Task instructions: Filter the records below down to lines containing "diferentes".

Supplied records:

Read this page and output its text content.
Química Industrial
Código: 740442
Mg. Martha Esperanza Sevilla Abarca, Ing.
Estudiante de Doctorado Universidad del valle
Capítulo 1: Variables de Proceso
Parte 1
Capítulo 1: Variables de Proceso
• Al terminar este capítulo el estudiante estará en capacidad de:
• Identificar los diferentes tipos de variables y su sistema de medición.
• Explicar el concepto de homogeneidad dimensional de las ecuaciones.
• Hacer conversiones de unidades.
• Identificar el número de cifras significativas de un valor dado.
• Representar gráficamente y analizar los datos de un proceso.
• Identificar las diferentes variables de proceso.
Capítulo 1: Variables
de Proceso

Full output:
• Identificar los diferentes tipos de variables y su sistema de medición.
• Identificar las diferentes variables de proceso.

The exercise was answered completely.